TRECHO SELECIONADO:
# # #
Na iminência de vermos o nosso sistema processual reformulado, com a aprovação do texto de lei que substituirá o atual Código de Processo Civil (PL 8.046/2010), não poderíamos deixar de compartilhar algumas palavras da renomada Professora Teresa Arruda Alvim Wambier, Relatora-Geral do anteprojeto encaminhado ao Senado Federal, sobre o tema tão atual quanto importante (ousaríamos dizer que se trata da lei infraconstitucional de segunda maior importância em nosso ordenamento jurídico, atrás somente do Código Civil).
Muito atenciosa e gentil, a Professora Teresa graciosamente atendeu o Blog para discorrer sobre o incidente de resolução de demandas repetitivas, a flexibilização das formas processuais e o sistema de nulidades.
Veja abaixo a entrevista da Professora Teresa Arruda Alvim Wambier:
Civil & Imobiliário: Os magistrados estão obrigados a seguir a jurisprudência ou as decisões proferidas em incidentes de resolução de demandas repetitivas? Ou elas servem apenas como orientação? Sendo um dever do magistrado, a parte que se sentir prejudicada poderá se valer de alguma medida processual?
O que acontece no Brasil é uma deformação dos sistemas de civil Law.
Quando se diz, que nos nossos sistemas, o juiz pode interpretar a lei de acordo com sua convicção pessoal, não se quer dizer que as decisões dos Tribunais superiores podem ser, pura e simplesmente, ignoradas. Claro que elas têm que ser levadas em conta e o juiz, quando decide contra a jurisprudência sedimentada de um Tribunal Superior, tem um ônus argumentativo muito mais pesado. Ele não pode “fingir” que a decisão não existe.
# # #
LISTAGEM DE DADOS:
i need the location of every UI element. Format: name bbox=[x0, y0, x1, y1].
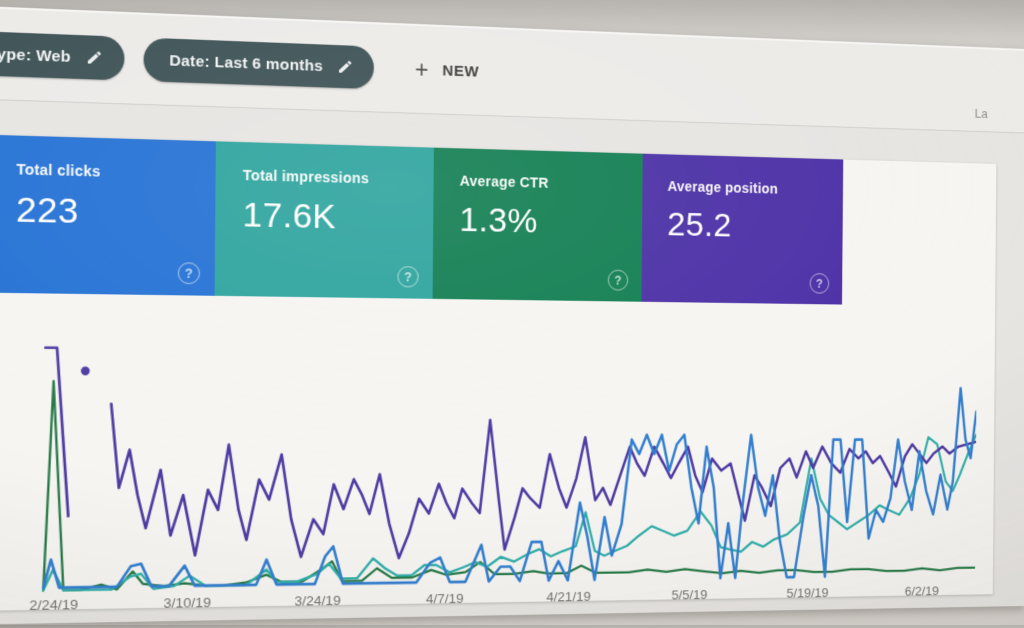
metric-label: Average position bbox=[667, 178, 779, 197]
help-icon[interactable]: ? bbox=[397, 265, 419, 288]
edit-icon[interactable] bbox=[86, 49, 103, 66]
metric-card-total-impressions[interactable]: Total impressions 17.6K ? bbox=[214, 141, 434, 299]
new-filter-button[interactable]: + NEW bbox=[414, 55, 480, 84]
series-point-average-position bbox=[80, 366, 90, 376]
metric-card-total-clicks[interactable]: Total clicks 223 ? bbox=[0, 134, 216, 296]
metric-value: 17.6K bbox=[242, 195, 337, 237]
x-tick-label: 3/24/19 bbox=[294, 592, 341, 609]
chip-label: Date: Last 6 months bbox=[169, 51, 324, 75]
metric-value: 1.3% bbox=[459, 200, 538, 241]
performance-chart-area: 2/24/19 3/10/19 3/24/19 4/7/19 4/21/19 5/5/19… bbox=[6, 312, 977, 627]
x-tick-label: 3/10/19 bbox=[163, 594, 212, 611]
filter-chip-date[interactable]: Date: Last 6 months bbox=[143, 37, 375, 90]
x-tick-label: 5/5/19 bbox=[671, 587, 708, 603]
chip-label: type: Web bbox=[0, 44, 71, 66]
new-button-label: NEW bbox=[442, 61, 480, 81]
help-icon[interactable]: ? bbox=[809, 273, 830, 294]
plus-icon: + bbox=[414, 55, 429, 83]
help-icon[interactable]: ? bbox=[607, 269, 629, 291]
performance-panel: Total clicks 223 ? Total impressions 17.… bbox=[0, 134, 997, 613]
last-updated-partial-text: La bbox=[974, 106, 988, 121]
metric-value: 25.2 bbox=[667, 205, 732, 245]
metric-card-average-position[interactable]: Average position 25.2 ? bbox=[641, 153, 844, 305]
series-line-average-position bbox=[110, 404, 976, 561]
x-tick-label: 4/21/19 bbox=[546, 588, 591, 605]
x-tick-label: 4/7/19 bbox=[425, 590, 464, 607]
help-icon[interactable]: ? bbox=[177, 262, 201, 285]
metric-label: Total impressions bbox=[242, 166, 370, 187]
series-line-total-clicks bbox=[43, 383, 976, 587]
metric-label: Total clicks bbox=[16, 160, 101, 180]
edit-icon[interactable] bbox=[337, 58, 354, 75]
x-tick-label: 2/24/19 bbox=[29, 596, 79, 614]
performance-content: Total clicks 223 ? Total impressions 17.… bbox=[0, 98, 1024, 626]
filter-chip-search-type[interactable]: type: Web bbox=[0, 30, 125, 81]
metric-cards: Total clicks 223 ? Total impressions 17.… bbox=[0, 134, 844, 305]
search-console-screen: type: Web Date: Last 6 months + NEW La bbox=[0, 4, 1024, 626]
metric-label: Average CTR bbox=[459, 172, 549, 191]
filter-toolbar: type: Web Date: Last 6 months + NEW La bbox=[0, 7, 1024, 133]
metric-value: 223 bbox=[15, 190, 79, 232]
performance-chart[interactable] bbox=[6, 312, 977, 627]
metric-card-average-ctr[interactable]: Average CTR 1.3% ? bbox=[432, 147, 643, 302]
x-tick-label: 5/19/19 bbox=[786, 585, 829, 601]
x-tick-label: 6/2/19 bbox=[904, 583, 939, 599]
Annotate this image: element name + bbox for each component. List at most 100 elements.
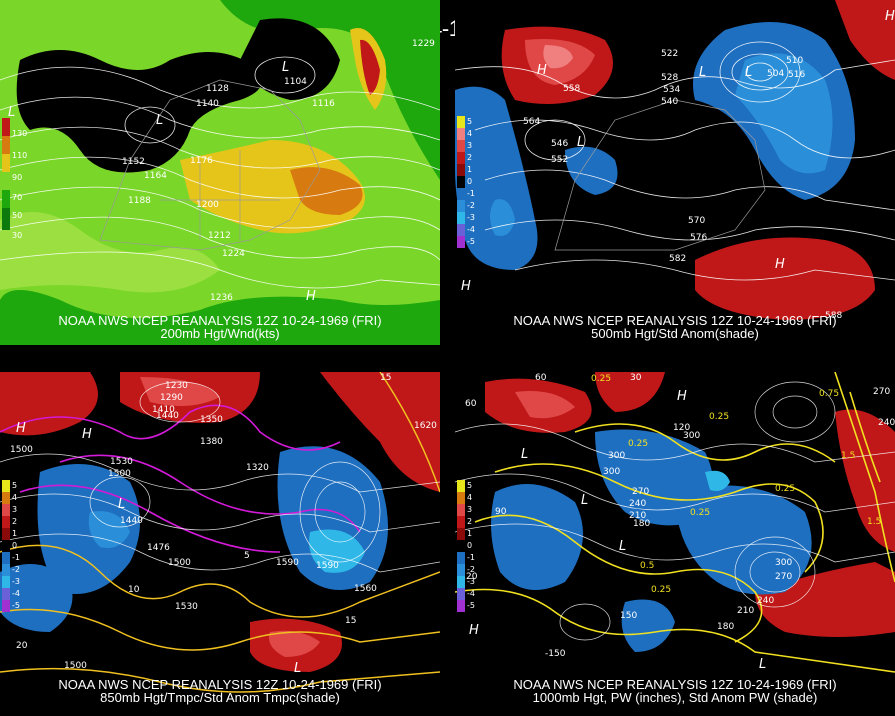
svg-text:1530: 1530 xyxy=(175,602,198,612)
svg-text:270: 270 xyxy=(873,387,890,397)
svg-text:1116: 1116 xyxy=(312,99,335,109)
svg-text:1164: 1164 xyxy=(144,171,167,181)
svg-text:0.25: 0.25 xyxy=(651,585,671,595)
legend-label: 1 xyxy=(467,165,472,174)
panel-caption-line1: NOAA NWS NCEP REANALYSIS 12Z 10-24-1969 … xyxy=(513,313,837,328)
legend-label: 110 xyxy=(12,151,27,160)
legend-label: 0 xyxy=(12,541,17,550)
svg-text:552: 552 xyxy=(551,155,568,165)
legend-label: -4 xyxy=(467,589,475,598)
svg-text:30: 30 xyxy=(630,373,642,383)
svg-text:1500: 1500 xyxy=(168,558,191,568)
svg-text:120: 120 xyxy=(673,423,690,433)
panel-200mb: 1104 1128 1140 1116 1152 1164 1176 1188 … xyxy=(0,0,440,345)
panel-caption-line2: 200mb Hgt/Wnd(kts) xyxy=(160,326,280,341)
legend-label: -3 xyxy=(467,577,475,586)
svg-text:240: 240 xyxy=(629,499,646,509)
svg-text:L: L xyxy=(745,65,752,80)
map-200mb: 1104 1128 1140 1116 1152 1164 1176 1188 … xyxy=(0,0,440,345)
legend-label: 3 xyxy=(467,505,472,514)
svg-text:528: 528 xyxy=(661,73,678,83)
legend-label: -3 xyxy=(467,213,475,222)
svg-text:504: 504 xyxy=(767,69,784,79)
svg-text:1440: 1440 xyxy=(156,411,179,421)
svg-text:0.25: 0.25 xyxy=(591,374,611,384)
legend-label: -3 xyxy=(12,577,20,586)
svg-text:534: 534 xyxy=(663,85,680,95)
legend-label: 1 xyxy=(467,529,472,538)
svg-text:60: 60 xyxy=(535,373,547,383)
svg-text:300: 300 xyxy=(603,467,620,477)
svg-text:L: L xyxy=(521,447,528,462)
svg-text:510: 510 xyxy=(786,56,803,66)
svg-text:L: L xyxy=(619,539,626,554)
svg-text:0.25: 0.25 xyxy=(775,484,795,494)
svg-text:0.25: 0.25 xyxy=(709,412,729,422)
svg-text:L: L xyxy=(581,493,588,508)
legend-label: 2 xyxy=(467,517,472,526)
svg-text:1500: 1500 xyxy=(108,469,131,479)
legend-label: 3 xyxy=(467,141,472,150)
svg-text:L: L xyxy=(759,657,766,672)
svg-text:L: L xyxy=(282,60,289,75)
svg-text:H: H xyxy=(775,257,785,272)
legend-500mb xyxy=(457,116,465,248)
svg-text:15: 15 xyxy=(345,616,356,626)
svg-text:1230: 1230 xyxy=(165,381,188,391)
svg-text:0.5: 0.5 xyxy=(640,561,654,571)
svg-text:240: 240 xyxy=(757,596,774,606)
legend-850mb xyxy=(2,480,10,612)
svg-text:1590: 1590 xyxy=(276,558,299,568)
legend-label: -1 xyxy=(467,189,475,198)
svg-text:1200: 1200 xyxy=(196,200,219,210)
svg-text:300: 300 xyxy=(608,451,625,461)
svg-text:1224: 1224 xyxy=(222,249,245,259)
legend-label: 2 xyxy=(12,517,17,526)
map-850mb: 1230 1290 1410 1440 1350 1380 1320 1530 … xyxy=(0,372,440,716)
svg-text:1410: 1410 xyxy=(152,405,175,415)
svg-text:1.5: 1.5 xyxy=(867,517,881,527)
map-1000mb: 60 30 60 120 300 300 300 270 240 210 180… xyxy=(455,372,895,716)
svg-text:1380: 1380 xyxy=(200,437,223,447)
svg-text:H: H xyxy=(469,623,479,638)
legend-label: 5 xyxy=(467,117,472,126)
svg-text:1290: 1290 xyxy=(160,393,183,403)
legend-label: -4 xyxy=(467,225,475,234)
svg-text:270: 270 xyxy=(632,487,649,497)
svg-text:L: L xyxy=(294,661,301,676)
svg-text:-150: -150 xyxy=(545,649,566,659)
legend-label: 70 xyxy=(12,193,22,202)
legend-label: 5 xyxy=(467,481,472,490)
svg-text:1104: 1104 xyxy=(284,77,307,87)
svg-text:564: 564 xyxy=(523,117,540,127)
panel-caption-line1: NOAA NWS NCEP REANALYSIS 12Z 10-24-1969 … xyxy=(58,677,382,692)
svg-text:90: 90 xyxy=(495,507,507,517)
panel-caption-line1: NOAA NWS NCEP REANALYSIS 12Z 10-24-1969 … xyxy=(513,677,837,692)
svg-text:522: 522 xyxy=(661,49,678,59)
svg-text:60: 60 xyxy=(465,399,477,409)
svg-text:1128: 1128 xyxy=(206,84,229,94)
svg-text:270: 270 xyxy=(775,572,792,582)
map-500mb: 522 528 534 540 558 564 546 552 570 576 … xyxy=(455,0,895,345)
svg-text:180: 180 xyxy=(633,519,650,529)
svg-text:300: 300 xyxy=(683,431,700,441)
legend-label: -1 xyxy=(12,553,20,562)
legend-label: 30 xyxy=(12,231,22,240)
svg-text:546: 546 xyxy=(551,139,568,149)
svg-text:1229: 1229 xyxy=(412,39,435,49)
svg-text:588: 588 xyxy=(825,311,842,321)
legend-label: -4 xyxy=(12,589,20,598)
svg-text:240: 240 xyxy=(878,418,895,428)
legend-label: 4 xyxy=(12,493,17,502)
legend-label: 1 xyxy=(12,529,17,538)
svg-text:0.75: 0.75 xyxy=(819,389,839,399)
svg-text:210: 210 xyxy=(737,606,754,616)
svg-text:L: L xyxy=(8,105,15,120)
svg-text:1530: 1530 xyxy=(110,457,133,467)
svg-text:1620: 1620 xyxy=(414,421,437,431)
panel-caption-line2: 850mb Hgt/Tmpc/Std Anom Tmpc(shade) xyxy=(100,690,340,705)
legend-label: -1 xyxy=(467,553,475,562)
svg-text:1320: 1320 xyxy=(246,463,269,473)
legend-label: 0 xyxy=(467,541,472,550)
legend-label: -2 xyxy=(467,201,475,210)
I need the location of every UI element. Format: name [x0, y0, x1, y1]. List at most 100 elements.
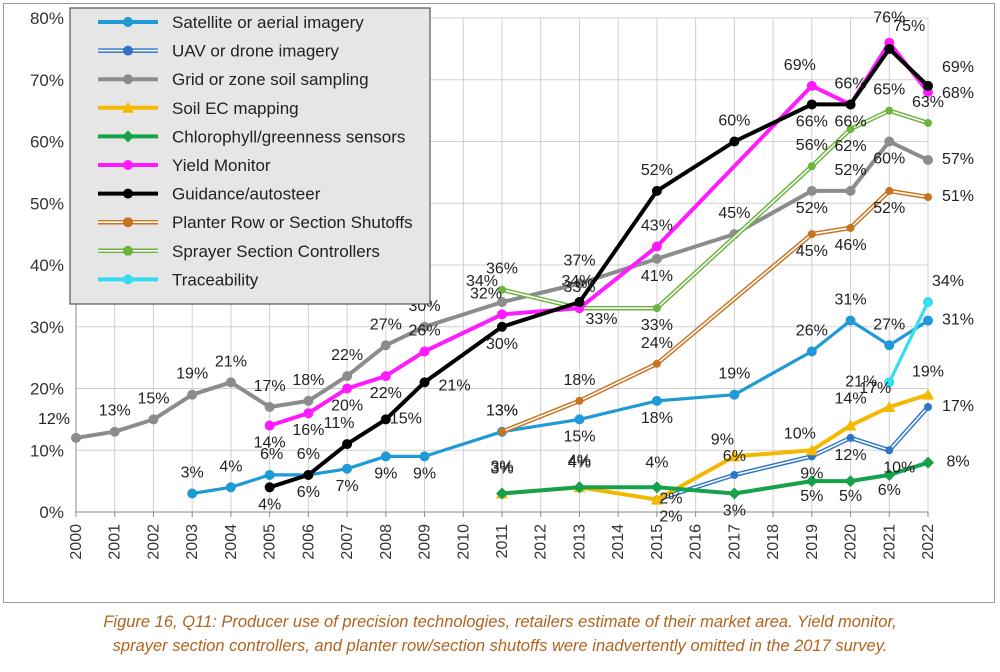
data-label: 10%: [883, 459, 915, 476]
y-tick-label: 20%: [30, 380, 64, 399]
legend-label: Guidance/autosteer: [172, 185, 321, 204]
data-label: 15%: [390, 410, 422, 427]
data-label: 45%: [796, 243, 828, 260]
x-tick-label: 2017: [726, 524, 743, 560]
data-point: [574, 278, 585, 289]
data-point: [651, 241, 662, 252]
data-label: 31%: [942, 312, 974, 329]
data-point: [922, 388, 934, 400]
data-point: [845, 315, 856, 326]
data-label: 21%: [439, 377, 471, 394]
data-point: [575, 396, 584, 405]
data-point: [574, 414, 585, 425]
data-label: 66%: [835, 113, 867, 130]
data-label: 52%: [796, 200, 828, 217]
data-label: 19%: [912, 364, 944, 381]
data-point: [497, 321, 507, 332]
data-label: 51%: [942, 188, 974, 205]
data-point: [923, 297, 933, 308]
data-point: [380, 414, 391, 425]
data-point: [884, 377, 895, 388]
data-label: 68%: [942, 85, 974, 102]
data-label: 52%: [835, 162, 867, 179]
data-point: [71, 432, 81, 443]
data-point: [419, 451, 430, 462]
data-label: 6%: [297, 484, 320, 501]
axes: 0% 10% 20% 30% 40% 50% 60% 70% 80% 2000 2001 2002 20…: [30, 9, 937, 560]
data-label: 20%: [331, 398, 363, 415]
data-point: [187, 488, 198, 499]
legend-label: Yield Monitor: [172, 156, 271, 175]
data-label: 31%: [835, 292, 867, 309]
data-label: 12%: [835, 447, 867, 464]
data-label: 63%: [912, 94, 944, 111]
data-point: [342, 383, 353, 394]
legend-marker: [123, 160, 133, 170]
caption-line-2: sprayer section controllers, and planter…: [112, 637, 888, 655]
data-point: [264, 420, 275, 431]
data-label: 15%: [137, 390, 169, 407]
data-point: [187, 389, 198, 400]
data-label: 3%: [490, 458, 513, 475]
data-point: [807, 162, 816, 171]
data-label: 7%: [336, 478, 359, 495]
x-tick-label: 2022: [920, 524, 937, 560]
legend-label: Traceability: [172, 270, 259, 289]
data-label: 3%: [181, 464, 204, 481]
data-label: 21%: [215, 353, 247, 370]
y-tick-label: 40%: [30, 256, 64, 275]
data-point: [923, 315, 933, 326]
data-point: [728, 450, 741, 462]
data-point: [730, 470, 739, 479]
data-label: 9%: [413, 465, 436, 482]
legend-marker: [123, 45, 133, 56]
y-tick-label: 0%: [39, 503, 64, 522]
x-tick-label: 2009: [417, 524, 434, 560]
data-point: [574, 297, 585, 308]
data-point: [497, 309, 507, 320]
data-label: 4%: [219, 458, 242, 475]
data-label: 16%: [292, 422, 324, 439]
x-tick-label: 2021: [881, 524, 898, 560]
series-line: [75, 139, 929, 440]
x-tick-label: 2015: [649, 524, 666, 560]
data-label: 34%: [561, 273, 593, 290]
x-tick-label: 2019: [804, 524, 821, 560]
data-label: 60%: [873, 151, 905, 168]
data-point: [342, 371, 353, 382]
x-tick-label: 2000: [68, 524, 85, 560]
data-label: 11%: [324, 415, 355, 432]
data-label: 8%: [946, 454, 969, 471]
data-label: 34%: [932, 273, 964, 290]
x-tick-label: 2020: [843, 524, 860, 560]
data-point: [264, 402, 275, 413]
data-label: 6%: [878, 482, 901, 499]
data-label: 52%: [873, 200, 905, 217]
data-point: [264, 482, 275, 493]
data-point: [806, 99, 817, 110]
data-label: 5%: [839, 488, 862, 505]
data-labels: 3% 4% 6% 6% 7% 9% 9% 13% 15% 18% 19% 26% 31% 27% 31% 2%…: [38, 10, 974, 526]
data-label: 66%: [835, 75, 867, 92]
y-tick-label: 50%: [30, 194, 64, 213]
data-label: 14%: [254, 435, 286, 452]
data-label: 18%: [563, 372, 595, 389]
data-point: [884, 43, 895, 54]
x-tick-label: 2011: [494, 524, 511, 559]
data-label: 33%: [641, 317, 673, 334]
data-label: 34%: [466, 273, 498, 290]
data-label: 60%: [718, 113, 750, 130]
data-label: 17%: [859, 380, 891, 397]
x-tick-label: 2007: [339, 524, 356, 560]
data-label: 22%: [331, 347, 363, 364]
data-label: 3%: [490, 460, 513, 477]
data-point: [419, 346, 430, 357]
data-label: 69%: [784, 57, 816, 74]
data-label: 33%: [563, 279, 595, 296]
data-label: 41%: [641, 268, 673, 285]
data-point: [652, 359, 661, 368]
data-label: 4%: [568, 452, 591, 469]
data-point: [846, 223, 855, 232]
data-label: 19%: [176, 366, 208, 383]
y-tick-label: 70%: [30, 71, 64, 90]
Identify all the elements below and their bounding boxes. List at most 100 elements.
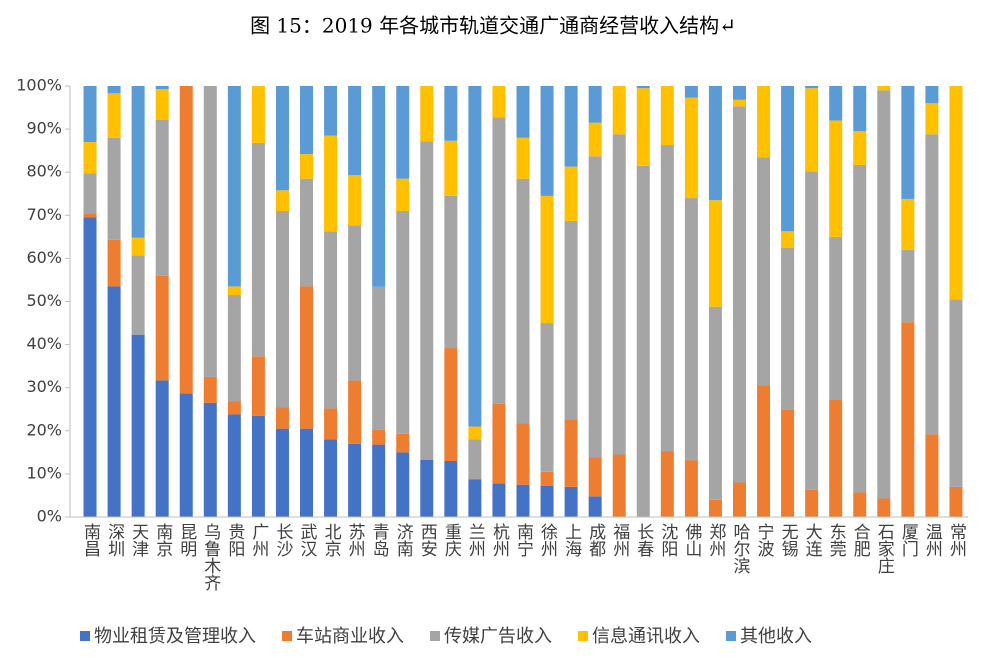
# # #
EXERCÍCIOS PROPOSTOS:
a – Reproduza fielmente a parte do texto sobre o novo Código de Processo Civil que começa nas palavras "Muito atenciosa e" e termina após "de civil Law.".
b – Reescreva como lista numerada, sem as linhas em branco, as linhas das entradas que começam na linha que contém "data-label: 10%: [883, 459, 915, 476]" e terminam após a linha que contém "data-point: [923, 297, 933, 308]", incluindo as duas. Apresente apenas essas linhas.

SOLUÇÕES DAS TAREFAS:
a –
Muito atenciosa e gentil, a Professora Teresa graciosamente atendeu o Blog para discorrer sobre o incidente de resolução de demandas repetitivas, a flexibilização das formas processuais e o sistema de nulidades.
Veja abaixo a entrevista da Professora Teresa Arruda Alvim Wambier:
Civil & Imobiliário: Os magistrados estão obrigados a seguir a jurisprudência ou as decisões proferidas em incidentes de resolução de demandas repetitivas? Ou elas servem apenas como orientação? Sendo um dever do magistrado, a parte que se sentir prejudicada poderá se valer de alguma medida processual?
O que acontece no Brasil é uma deformação dos sistemas de civil Law.

b –
1. data-label: 10%: [883, 459, 915, 476]
2. y-tick-label: 20%: [30, 380, 64, 399]
3. legend-label: Guidance/autosteer: [172, 185, 321, 204]
4. data-label: 15%: [390, 410, 422, 427]
5. data-label: 45%: [796, 243, 828, 260]
6. x-tick-label: 2017: [726, 524, 743, 560]
7. data-point: [574, 278, 585, 289]
8. data-point: [651, 241, 662, 252]
9. data-label: 31%: [942, 312, 974, 329]
10. data-point: [922, 388, 934, 400]
11. data-point: [845, 315, 856, 326]
12. data-label: 21%: [439, 377, 471, 394]
13. data-point: [575, 396, 584, 405]
14. data-point: [574, 414, 585, 425]
15. data-label: 66%: [835, 113, 867, 130]
16. data-label: 52%: [796, 200, 828, 217]
17. data-label: 19%: [912, 364, 944, 381]
18. data-point: [497, 321, 507, 332]
19. data-label: 51%: [942, 188, 974, 205]
20. data-point: [923, 297, 933, 308]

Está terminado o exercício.